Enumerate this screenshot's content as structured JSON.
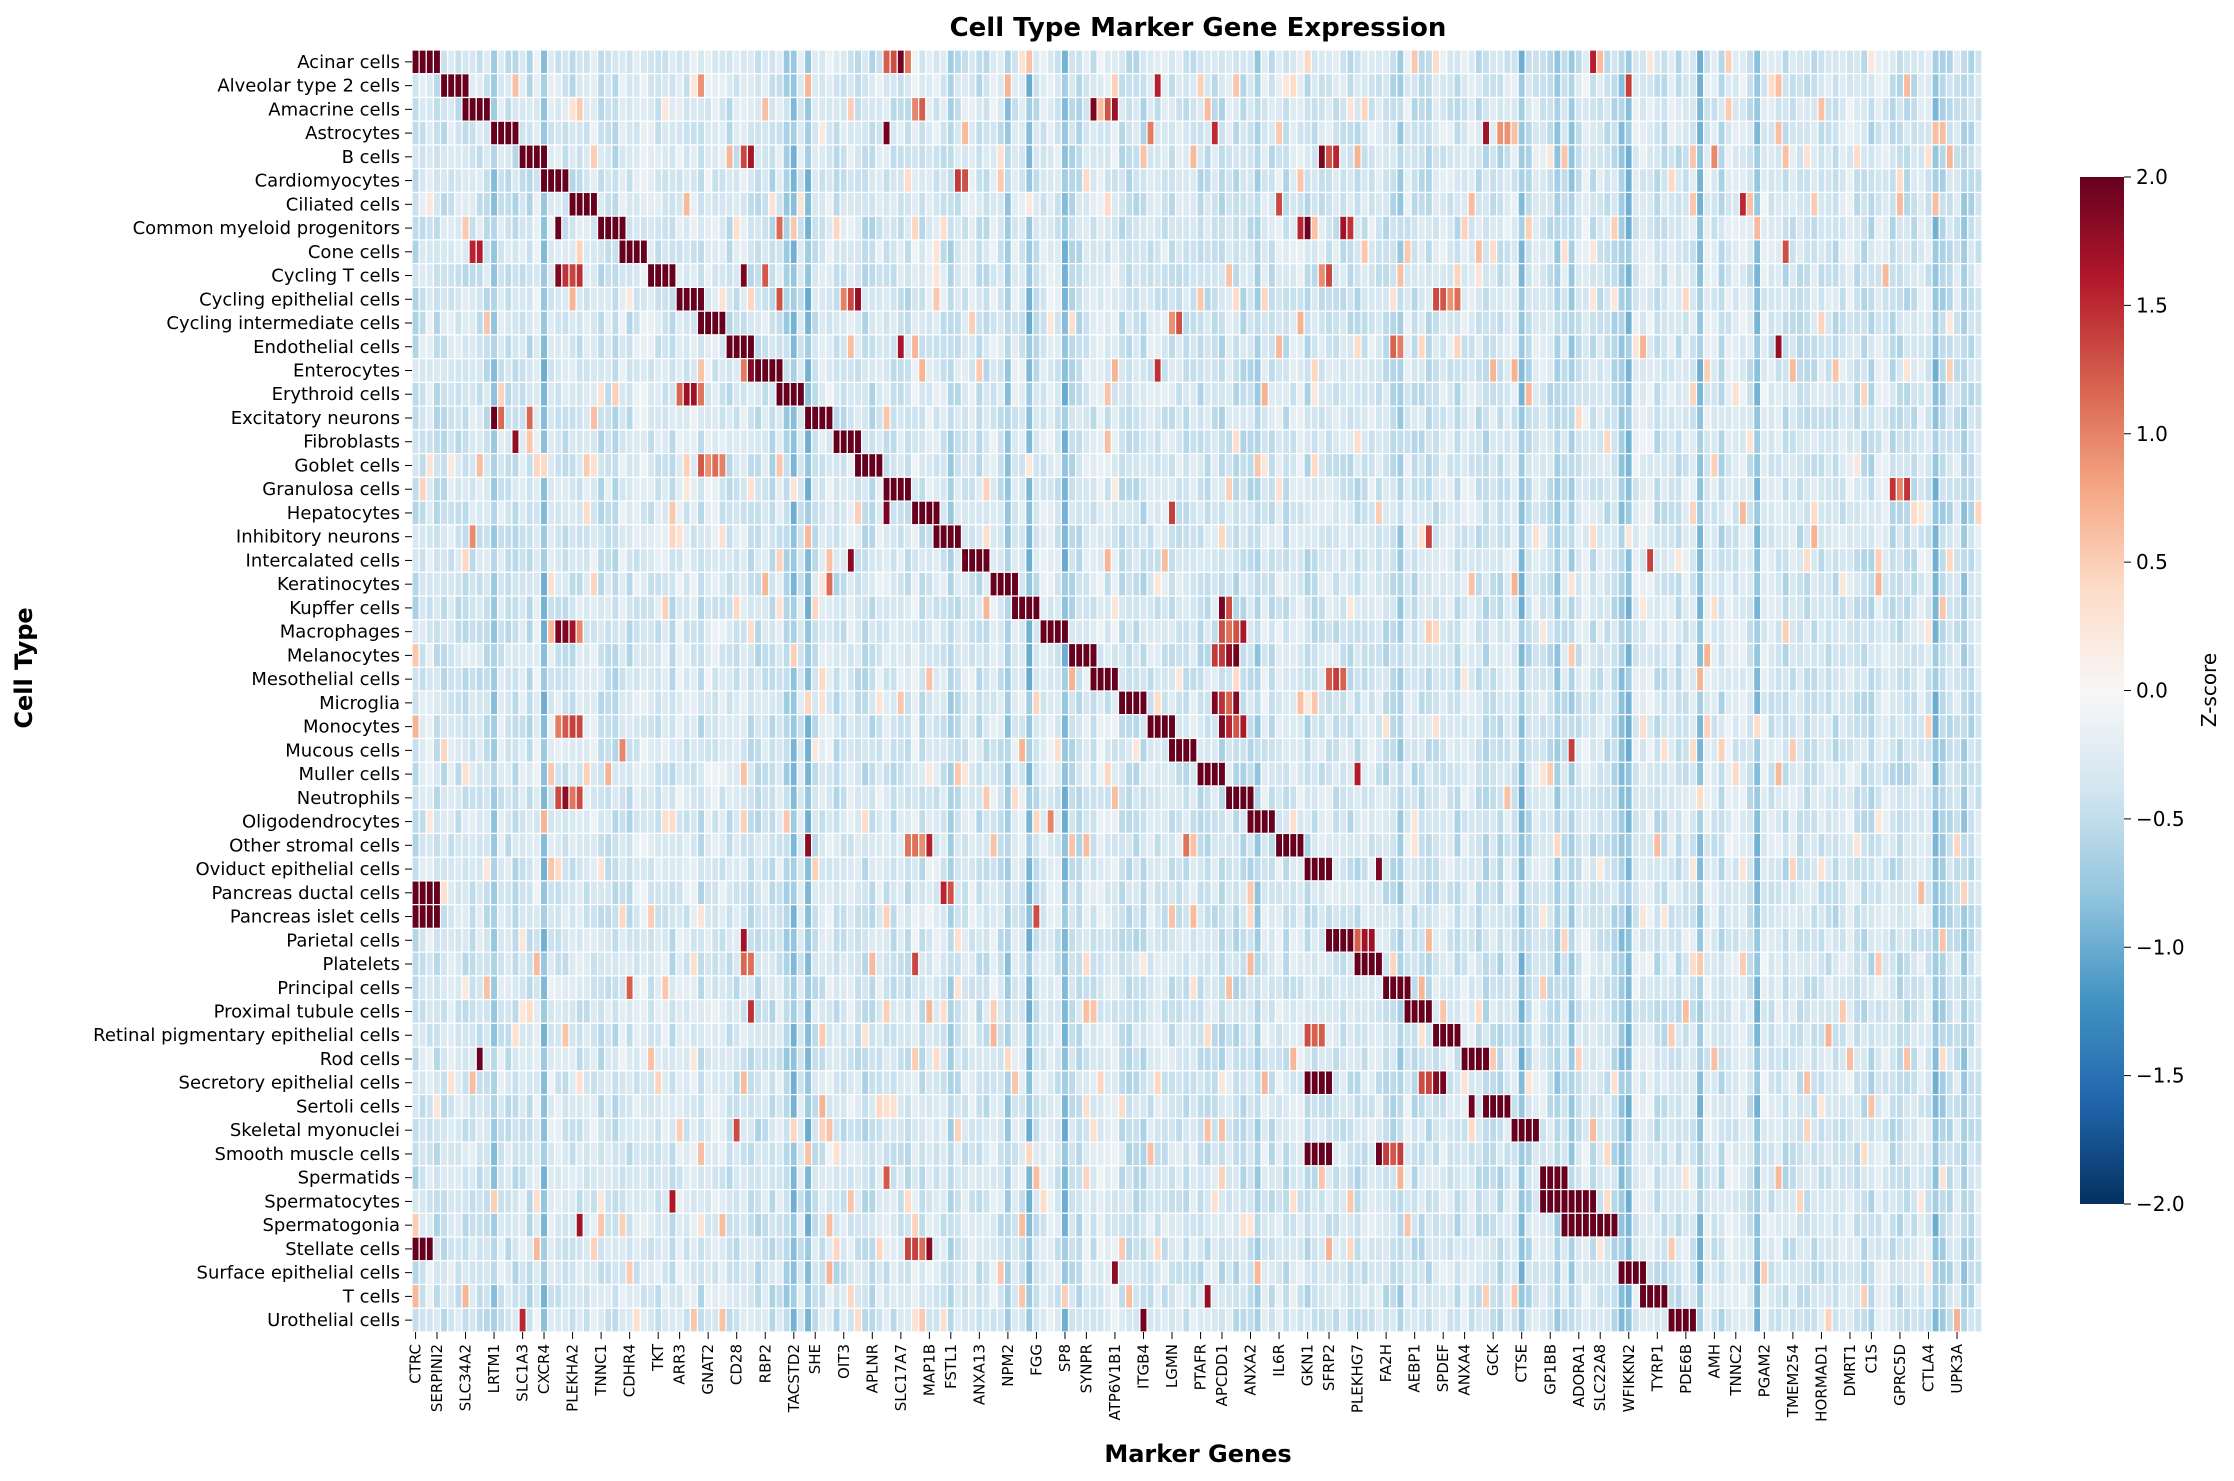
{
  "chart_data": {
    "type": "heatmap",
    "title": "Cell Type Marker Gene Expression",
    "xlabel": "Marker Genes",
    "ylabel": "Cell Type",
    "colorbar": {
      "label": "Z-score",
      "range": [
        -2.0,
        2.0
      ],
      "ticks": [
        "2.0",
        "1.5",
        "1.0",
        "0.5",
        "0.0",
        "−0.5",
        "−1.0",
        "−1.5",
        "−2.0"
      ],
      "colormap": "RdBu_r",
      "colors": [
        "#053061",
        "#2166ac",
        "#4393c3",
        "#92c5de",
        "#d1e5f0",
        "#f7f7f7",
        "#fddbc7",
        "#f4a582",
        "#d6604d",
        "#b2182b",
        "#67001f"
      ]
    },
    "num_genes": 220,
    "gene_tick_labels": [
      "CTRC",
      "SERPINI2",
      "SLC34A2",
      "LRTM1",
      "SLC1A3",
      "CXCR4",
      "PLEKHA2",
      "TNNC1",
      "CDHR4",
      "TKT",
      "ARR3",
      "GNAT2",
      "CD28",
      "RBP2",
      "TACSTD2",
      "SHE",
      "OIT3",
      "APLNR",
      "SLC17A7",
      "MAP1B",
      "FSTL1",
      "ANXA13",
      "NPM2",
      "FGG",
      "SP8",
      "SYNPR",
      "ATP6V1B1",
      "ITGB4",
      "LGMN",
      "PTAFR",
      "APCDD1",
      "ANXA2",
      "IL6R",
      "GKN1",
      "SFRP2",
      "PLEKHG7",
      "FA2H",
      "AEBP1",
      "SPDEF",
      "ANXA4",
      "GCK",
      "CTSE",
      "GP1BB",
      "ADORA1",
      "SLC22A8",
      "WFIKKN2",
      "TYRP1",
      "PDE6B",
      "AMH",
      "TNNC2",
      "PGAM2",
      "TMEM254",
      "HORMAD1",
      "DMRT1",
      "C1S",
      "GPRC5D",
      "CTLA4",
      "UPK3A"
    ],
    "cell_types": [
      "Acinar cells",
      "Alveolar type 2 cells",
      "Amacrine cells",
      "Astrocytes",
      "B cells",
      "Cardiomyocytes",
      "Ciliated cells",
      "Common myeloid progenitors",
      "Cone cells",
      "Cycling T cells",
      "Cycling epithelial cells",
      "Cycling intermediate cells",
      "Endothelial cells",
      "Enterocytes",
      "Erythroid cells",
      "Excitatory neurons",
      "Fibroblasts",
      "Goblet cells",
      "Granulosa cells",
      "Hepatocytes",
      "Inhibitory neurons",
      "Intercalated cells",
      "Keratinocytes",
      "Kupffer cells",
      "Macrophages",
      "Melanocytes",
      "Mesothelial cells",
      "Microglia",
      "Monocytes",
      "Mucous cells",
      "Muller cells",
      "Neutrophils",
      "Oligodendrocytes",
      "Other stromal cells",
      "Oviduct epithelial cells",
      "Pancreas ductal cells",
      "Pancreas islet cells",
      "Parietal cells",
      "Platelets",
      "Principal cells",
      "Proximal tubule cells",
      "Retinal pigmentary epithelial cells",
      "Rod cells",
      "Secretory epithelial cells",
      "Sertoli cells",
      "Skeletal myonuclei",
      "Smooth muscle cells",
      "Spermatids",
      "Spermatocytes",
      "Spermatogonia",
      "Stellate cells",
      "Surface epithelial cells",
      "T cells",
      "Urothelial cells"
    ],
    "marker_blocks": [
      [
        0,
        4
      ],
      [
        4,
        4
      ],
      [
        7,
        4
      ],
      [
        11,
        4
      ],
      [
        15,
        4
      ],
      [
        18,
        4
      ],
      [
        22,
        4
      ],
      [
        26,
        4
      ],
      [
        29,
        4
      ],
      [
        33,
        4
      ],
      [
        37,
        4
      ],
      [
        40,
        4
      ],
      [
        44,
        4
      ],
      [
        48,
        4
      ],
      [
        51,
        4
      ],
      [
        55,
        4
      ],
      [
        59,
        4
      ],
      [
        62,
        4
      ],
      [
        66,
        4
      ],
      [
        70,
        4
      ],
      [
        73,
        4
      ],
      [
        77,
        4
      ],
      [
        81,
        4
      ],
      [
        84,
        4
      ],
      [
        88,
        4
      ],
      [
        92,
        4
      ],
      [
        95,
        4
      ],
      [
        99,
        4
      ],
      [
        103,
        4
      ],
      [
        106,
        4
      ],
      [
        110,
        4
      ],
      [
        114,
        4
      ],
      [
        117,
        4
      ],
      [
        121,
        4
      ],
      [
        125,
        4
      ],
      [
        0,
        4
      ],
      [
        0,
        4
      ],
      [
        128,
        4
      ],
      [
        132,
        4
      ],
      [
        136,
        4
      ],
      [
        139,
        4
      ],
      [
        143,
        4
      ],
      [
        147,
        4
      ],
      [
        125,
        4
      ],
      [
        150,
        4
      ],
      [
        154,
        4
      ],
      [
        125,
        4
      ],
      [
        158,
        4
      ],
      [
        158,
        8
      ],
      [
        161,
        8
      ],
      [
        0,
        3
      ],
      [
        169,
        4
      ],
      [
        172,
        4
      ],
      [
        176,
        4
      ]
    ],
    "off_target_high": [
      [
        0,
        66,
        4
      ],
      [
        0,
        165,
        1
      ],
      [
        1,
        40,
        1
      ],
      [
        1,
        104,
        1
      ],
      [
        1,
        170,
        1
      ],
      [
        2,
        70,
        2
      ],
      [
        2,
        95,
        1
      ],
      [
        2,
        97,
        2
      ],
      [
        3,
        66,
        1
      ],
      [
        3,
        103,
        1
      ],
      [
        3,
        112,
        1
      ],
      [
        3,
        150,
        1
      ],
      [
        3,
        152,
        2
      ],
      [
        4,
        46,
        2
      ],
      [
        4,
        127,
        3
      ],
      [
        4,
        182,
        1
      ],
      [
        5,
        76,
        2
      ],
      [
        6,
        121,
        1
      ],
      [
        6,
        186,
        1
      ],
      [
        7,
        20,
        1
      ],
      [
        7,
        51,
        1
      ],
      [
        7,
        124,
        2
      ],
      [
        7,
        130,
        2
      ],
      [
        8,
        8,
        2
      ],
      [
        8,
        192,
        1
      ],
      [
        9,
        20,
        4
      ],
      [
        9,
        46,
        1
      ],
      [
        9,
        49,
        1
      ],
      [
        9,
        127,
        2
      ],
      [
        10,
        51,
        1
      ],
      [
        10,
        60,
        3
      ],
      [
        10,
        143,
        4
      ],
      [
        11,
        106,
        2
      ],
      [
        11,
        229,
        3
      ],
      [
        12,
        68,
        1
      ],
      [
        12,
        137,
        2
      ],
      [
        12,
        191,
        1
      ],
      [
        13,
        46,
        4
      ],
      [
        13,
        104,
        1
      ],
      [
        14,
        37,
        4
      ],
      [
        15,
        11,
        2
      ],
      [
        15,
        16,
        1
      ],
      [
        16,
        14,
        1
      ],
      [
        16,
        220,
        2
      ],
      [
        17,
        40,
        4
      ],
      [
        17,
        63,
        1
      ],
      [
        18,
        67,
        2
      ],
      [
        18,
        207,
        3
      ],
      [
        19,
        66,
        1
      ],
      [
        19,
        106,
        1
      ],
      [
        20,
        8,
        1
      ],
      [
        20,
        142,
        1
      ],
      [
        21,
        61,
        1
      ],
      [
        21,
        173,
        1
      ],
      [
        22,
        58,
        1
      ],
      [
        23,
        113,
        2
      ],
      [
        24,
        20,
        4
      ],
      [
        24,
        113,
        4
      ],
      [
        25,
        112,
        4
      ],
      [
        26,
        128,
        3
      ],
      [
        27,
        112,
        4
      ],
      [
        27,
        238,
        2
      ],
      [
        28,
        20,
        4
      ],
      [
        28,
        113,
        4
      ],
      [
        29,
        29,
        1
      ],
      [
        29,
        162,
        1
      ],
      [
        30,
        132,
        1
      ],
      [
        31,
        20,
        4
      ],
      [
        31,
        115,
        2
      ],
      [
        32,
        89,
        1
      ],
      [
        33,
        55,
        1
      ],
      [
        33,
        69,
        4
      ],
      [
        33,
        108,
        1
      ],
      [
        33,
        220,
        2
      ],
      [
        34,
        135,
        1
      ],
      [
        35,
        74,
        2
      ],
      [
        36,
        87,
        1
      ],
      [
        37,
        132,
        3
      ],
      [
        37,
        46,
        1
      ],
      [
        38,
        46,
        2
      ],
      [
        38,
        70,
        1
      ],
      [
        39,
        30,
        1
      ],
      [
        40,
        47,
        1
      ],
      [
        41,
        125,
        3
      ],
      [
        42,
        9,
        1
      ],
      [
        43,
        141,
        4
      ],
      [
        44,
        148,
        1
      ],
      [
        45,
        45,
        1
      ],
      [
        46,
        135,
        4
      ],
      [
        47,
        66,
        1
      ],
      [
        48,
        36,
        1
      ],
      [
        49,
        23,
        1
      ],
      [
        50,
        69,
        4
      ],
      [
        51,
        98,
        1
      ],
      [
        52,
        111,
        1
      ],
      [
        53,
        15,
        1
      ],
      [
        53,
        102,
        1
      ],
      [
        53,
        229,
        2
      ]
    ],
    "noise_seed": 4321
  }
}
---
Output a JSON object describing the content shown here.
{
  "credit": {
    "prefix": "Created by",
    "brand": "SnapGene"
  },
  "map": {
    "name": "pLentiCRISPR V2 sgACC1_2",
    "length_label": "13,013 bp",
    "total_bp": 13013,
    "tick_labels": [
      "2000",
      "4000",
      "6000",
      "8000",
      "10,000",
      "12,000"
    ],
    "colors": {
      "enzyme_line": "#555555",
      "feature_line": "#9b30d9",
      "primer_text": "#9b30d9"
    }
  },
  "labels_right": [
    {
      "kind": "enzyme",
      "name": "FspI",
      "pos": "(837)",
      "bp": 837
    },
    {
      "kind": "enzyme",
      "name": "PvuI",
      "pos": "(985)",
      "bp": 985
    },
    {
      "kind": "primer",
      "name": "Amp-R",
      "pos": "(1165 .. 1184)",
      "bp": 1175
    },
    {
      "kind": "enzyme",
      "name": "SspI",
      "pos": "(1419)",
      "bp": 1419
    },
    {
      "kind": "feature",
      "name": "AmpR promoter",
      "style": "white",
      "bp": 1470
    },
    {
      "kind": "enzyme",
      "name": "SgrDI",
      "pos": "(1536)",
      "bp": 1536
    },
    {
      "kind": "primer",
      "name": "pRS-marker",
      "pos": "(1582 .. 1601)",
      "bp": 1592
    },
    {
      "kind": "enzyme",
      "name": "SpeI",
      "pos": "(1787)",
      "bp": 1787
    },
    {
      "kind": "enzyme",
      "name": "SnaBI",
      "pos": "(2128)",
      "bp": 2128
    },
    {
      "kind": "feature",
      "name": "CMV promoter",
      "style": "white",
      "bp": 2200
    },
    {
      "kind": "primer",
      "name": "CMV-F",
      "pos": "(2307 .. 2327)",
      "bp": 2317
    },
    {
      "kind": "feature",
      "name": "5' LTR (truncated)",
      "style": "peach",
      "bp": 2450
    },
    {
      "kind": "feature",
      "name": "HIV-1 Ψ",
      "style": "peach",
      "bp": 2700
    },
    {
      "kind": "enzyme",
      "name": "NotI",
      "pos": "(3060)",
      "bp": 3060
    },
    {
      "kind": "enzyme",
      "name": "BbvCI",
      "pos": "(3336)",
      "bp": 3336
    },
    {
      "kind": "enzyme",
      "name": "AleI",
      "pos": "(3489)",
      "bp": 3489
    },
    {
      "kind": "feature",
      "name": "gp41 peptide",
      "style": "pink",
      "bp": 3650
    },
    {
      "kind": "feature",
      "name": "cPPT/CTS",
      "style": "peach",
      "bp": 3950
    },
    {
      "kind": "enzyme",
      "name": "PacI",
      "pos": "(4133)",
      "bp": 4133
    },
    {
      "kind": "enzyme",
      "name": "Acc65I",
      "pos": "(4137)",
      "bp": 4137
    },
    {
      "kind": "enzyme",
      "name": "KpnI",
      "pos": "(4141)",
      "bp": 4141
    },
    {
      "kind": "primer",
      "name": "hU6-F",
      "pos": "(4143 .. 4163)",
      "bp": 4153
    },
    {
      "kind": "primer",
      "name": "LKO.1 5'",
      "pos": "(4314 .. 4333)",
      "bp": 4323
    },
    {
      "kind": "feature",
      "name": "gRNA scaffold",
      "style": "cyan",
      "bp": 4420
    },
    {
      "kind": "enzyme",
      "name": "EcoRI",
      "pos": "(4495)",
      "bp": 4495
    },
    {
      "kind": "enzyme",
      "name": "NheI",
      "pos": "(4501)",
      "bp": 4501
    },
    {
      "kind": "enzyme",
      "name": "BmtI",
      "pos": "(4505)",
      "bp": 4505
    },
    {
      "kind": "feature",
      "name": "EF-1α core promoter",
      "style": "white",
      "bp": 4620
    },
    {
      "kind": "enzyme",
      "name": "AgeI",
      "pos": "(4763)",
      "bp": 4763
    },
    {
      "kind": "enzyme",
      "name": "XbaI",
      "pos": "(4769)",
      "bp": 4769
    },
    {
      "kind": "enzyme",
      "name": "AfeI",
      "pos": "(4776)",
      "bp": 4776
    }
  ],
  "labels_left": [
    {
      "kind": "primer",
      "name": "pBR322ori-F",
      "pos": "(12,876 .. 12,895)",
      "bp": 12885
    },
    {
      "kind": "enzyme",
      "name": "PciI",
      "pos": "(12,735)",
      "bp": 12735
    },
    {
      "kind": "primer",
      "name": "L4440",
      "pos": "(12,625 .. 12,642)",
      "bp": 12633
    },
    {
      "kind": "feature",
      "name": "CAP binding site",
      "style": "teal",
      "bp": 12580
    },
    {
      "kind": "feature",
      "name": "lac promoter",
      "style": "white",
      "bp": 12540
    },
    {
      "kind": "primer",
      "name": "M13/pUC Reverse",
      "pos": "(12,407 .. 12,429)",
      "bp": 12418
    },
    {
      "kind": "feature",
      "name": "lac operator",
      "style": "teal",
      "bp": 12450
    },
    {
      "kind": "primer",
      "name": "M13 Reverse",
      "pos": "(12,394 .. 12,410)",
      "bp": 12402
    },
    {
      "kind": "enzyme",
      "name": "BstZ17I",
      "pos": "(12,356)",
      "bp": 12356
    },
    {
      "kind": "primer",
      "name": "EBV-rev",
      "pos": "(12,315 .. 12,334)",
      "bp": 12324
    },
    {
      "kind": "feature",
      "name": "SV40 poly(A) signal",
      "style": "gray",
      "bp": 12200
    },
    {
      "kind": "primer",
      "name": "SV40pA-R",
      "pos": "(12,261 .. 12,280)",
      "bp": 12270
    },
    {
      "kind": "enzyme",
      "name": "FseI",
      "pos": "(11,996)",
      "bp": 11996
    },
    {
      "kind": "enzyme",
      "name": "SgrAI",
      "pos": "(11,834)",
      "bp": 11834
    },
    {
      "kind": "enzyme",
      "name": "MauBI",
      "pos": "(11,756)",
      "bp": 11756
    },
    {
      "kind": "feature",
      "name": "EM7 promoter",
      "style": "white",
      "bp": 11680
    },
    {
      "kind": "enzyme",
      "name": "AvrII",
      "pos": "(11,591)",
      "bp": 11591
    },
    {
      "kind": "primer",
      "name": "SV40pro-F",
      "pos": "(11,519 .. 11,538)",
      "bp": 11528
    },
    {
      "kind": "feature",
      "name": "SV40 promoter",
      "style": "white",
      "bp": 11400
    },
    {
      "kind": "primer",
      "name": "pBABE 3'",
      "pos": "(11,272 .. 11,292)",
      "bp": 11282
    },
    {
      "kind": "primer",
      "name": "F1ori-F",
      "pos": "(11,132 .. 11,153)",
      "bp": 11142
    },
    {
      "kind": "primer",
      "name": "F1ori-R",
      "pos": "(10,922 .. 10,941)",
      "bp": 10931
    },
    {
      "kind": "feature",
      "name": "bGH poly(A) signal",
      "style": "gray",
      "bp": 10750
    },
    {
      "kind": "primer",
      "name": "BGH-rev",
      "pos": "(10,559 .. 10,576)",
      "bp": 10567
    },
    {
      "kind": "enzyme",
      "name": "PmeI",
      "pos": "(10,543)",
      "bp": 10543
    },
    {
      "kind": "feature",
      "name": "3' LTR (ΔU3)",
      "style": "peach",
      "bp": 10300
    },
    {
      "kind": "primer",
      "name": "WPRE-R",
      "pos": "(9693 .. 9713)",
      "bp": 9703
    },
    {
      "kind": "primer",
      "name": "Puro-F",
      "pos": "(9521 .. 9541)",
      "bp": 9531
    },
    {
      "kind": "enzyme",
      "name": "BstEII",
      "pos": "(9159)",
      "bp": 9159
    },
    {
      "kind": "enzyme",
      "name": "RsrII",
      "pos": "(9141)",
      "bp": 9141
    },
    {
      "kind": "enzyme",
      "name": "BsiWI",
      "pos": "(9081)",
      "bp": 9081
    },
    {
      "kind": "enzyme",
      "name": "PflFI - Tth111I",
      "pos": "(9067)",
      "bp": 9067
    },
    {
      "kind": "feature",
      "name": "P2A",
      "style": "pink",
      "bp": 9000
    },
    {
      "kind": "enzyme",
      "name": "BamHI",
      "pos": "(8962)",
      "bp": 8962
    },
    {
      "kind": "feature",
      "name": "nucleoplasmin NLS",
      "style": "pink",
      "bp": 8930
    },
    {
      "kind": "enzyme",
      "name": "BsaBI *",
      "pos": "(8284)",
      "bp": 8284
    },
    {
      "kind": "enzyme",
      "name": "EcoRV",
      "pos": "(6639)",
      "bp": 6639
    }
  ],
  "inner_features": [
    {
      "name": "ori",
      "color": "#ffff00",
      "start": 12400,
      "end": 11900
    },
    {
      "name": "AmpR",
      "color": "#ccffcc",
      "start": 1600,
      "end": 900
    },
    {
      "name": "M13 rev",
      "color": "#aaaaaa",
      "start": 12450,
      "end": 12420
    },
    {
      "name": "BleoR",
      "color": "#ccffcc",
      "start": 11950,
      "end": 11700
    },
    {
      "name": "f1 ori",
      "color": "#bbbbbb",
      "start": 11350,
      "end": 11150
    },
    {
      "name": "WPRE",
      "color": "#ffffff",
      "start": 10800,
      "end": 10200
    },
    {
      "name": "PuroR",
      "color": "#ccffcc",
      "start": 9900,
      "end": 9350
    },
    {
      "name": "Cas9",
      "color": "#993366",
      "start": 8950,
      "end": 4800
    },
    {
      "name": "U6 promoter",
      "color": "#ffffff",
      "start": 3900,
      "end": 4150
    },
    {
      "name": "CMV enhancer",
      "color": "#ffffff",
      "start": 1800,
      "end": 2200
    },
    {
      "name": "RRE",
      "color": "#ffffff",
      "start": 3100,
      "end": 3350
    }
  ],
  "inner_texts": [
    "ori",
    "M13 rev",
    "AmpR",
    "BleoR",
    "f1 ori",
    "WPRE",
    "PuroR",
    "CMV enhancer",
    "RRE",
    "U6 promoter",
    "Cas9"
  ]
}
---
**The problem:**
The job is to copy each line from the material above that holds the word "Cycling".

**Problem solution:**
      "Cycling T cells",
      "Cycling epithelial cells",
      "Cycling intermediate cells",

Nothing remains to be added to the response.